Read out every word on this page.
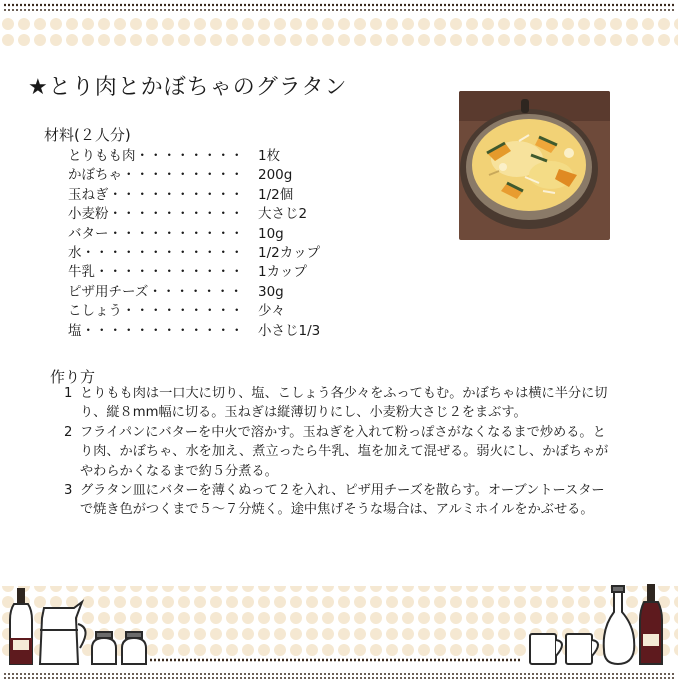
★とり肉とかぼちゃのグラタン
材料(２人分)
とりもも肉・・・・・・・・ 1枚
かぼちゃ・・・・・・・・・ 200g
玉ねぎ・・・・・・・・・・ 1/2個
小麦粉・・・・・・・・・・ 大さじ2
バター・・・・・・・・・・ 10g
水・・・・・・・・・・・・ 1/2カップ
牛乳・・・・・・・・・・・ 1カップ
ピザ用チーズ・・・・・・・ 30g
こしょう・・・・・・・・・ 少々
塩・・・・・・・・・・・・ 小さじ1/3
作り方
1 とりもも肉は一口大に切り、塩、こしょう各少々をふってもむ。かぼちゃは横に半分に切り、縦８mm幅に切る。玉ねぎは縦薄切りにし、小麦粉大さじ２をまぶす。
2 フライパンにバターを中火で溶かす。玉ねぎを入れて粉っぽさがなくなるまで炒める。とり肉、かぼちゃ、水を加え、煮立ったら牛乳、塩を加えて混ぜる。弱火にし、かぼちゃがやわらかくなるまで約５分煮る。
3 グラタン皿にバターを薄くぬって２を入れ、ピザ用チーズを散らす。オーブントースターで焼き色がつくまで５～７分焼く。途中焦げそうな場合は、アルミホイルをかぶせる。
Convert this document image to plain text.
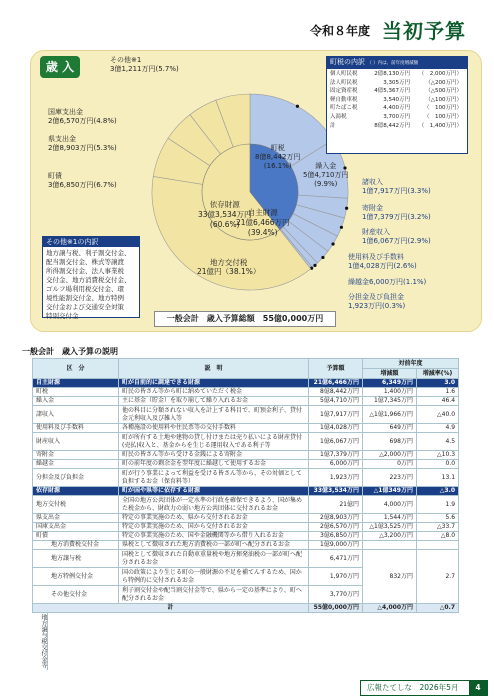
令和８年度 当初予算
歳 入
町税
8億8,442万円
(16.1%)	繰入金
5億4,710万円
(9.9%)	諸収入
1億7,917万円(3.3%)
寄附金
1億7,379万円(3.2%)
財産収入
1億6,067万円(2.9%)
使用料及び手数料
1億4,028万円(2.6%)
繰越金6,000万円(1.1%)
分担金及び負担金
1,923万円(0.3%)
地方交付税
21億円（38.1%）
町債
3億6,850万円(6.7%)
県支出金
2億8,903万円(5.3%)
国庫支出金
2億6,570万円(4.8%)
その他※1
3億1,211万円(5.7%)
自主財源
21億6,466万円
(39.4%)
依存財源
33億3,534万円
(60.6%)
その他※1の内訳
地方譲与税、利子割交付金、
配当割交付金、株式等譲渡
所得割交付金、法人事業税
交付金、地方消費税交付金、
ゴルフ場利用税交付金、環
境性能割交付金、地方特例
交付金および交通安全対策
特別交付金
町税の内訳 （ ）内は、前年度増減額
個人町民税	2億8,130万円	（　2,000万円）
法人町民税	3,305万円	（△200万円）
固定資産税	4億5,367万円	（△500万円）
軽自動車税	3,540万円	（△100万円）
町たばこ税	4,400万円	（　100万円）
入湯税	3,700万円	（　100万円）
計	8億8,442万円	（　1,400万円）
一般会計　歳入予算総額　55億0,000万円
一般会計　歳入予算の説明
区　分	説　明	予算額	対前年度	
			増減額	増減率(%)
自主財源	町が自前的に調達できる財源	21億6,466万円	6,349万円	3.0
町税	町民の皆さん等から町に納めていただく税金	8億8,442万円	1,400万円	1.6
繰入金	主に基金（貯金）を取り崩して繰り入れるお金	5億4,710万円	1億7,345万円	46.4
諸収入	他の科目に分類されない収入を計上する科目で、町預金利子、貸付金元利収入及び雑入等	1億7,917万円	△1億1,966万円	△40.0
使用料及び手数料	各種施設の使用料や住民票等の交付手数料	1億4,028万円	649万円	4.9
財産収入	町が所有する土地や建物の貸し付けまたは売り払いによる財産貸付(売払)収入と、基金からを生じる運用収入である利子等	1億6,067万円	698万円	4.5
寄附金	町民の皆さん等から受ける金銭による寄附金	1億7,379万円	△2,000万円	△10.3
繰越金	町の前年度の剰余金を翌年度に繰越して使用するお金	6,000万円	0万円	0.0
分担金及び負担金	町が行う事業によって利益を受ける皆さん等から、その対価として負担するお金（保育料等）	1,923万円	223万円	13.1
依存財源	町が国や県等に依存する財源	33億3,534万円	△1億349万円	△3.0
地方交付税	全国の地方公共団体が一定水準の行政を確保できるよう、国が集めた税金から、財政力の弱い地方公共団体に交付されるお金	21億円	4,000万円	1.9
県支出金	特定の事業実施のため、県から交付されるお金	2億8,903万円	1,544万円	5.6
国庫支出金	特定の事業実施のため、国から交付されるお金	2億6,570万円	△1億3,525万円	△33.7
町債	特定の事業実施のため、国や金融機関等から借り入れるお金	3億6,850万円	△3,200万円	△8.0

地方消費税交付金	県税として徴収された地方消費税の一部が町へ配分されるお金	1億9,000万円		

地方譲与税	国税として徴収された自動車重量税や地方揮発油税の一部が町へ配分されるお金	6,471万円	832万円	2.7

地方特例交付金	国の政策により生じる町の一般財源の不足を補てんするため、国から特例的に交付されるお金	1,970万円		

その他交付金	利子割交付金や配当割交付金等で、県から一定の基準により、町へ配分されるお金	3,770万円		
計		55億0,000万円	△4,000万円	△0.7
広報たてしな　2026年5月	4
地方譲与税交付金等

○ ○ ○

### Aim of the exercise
Provide the number of lines in the data above that contain the string "県支出金", and nothing else.

### Task answer
2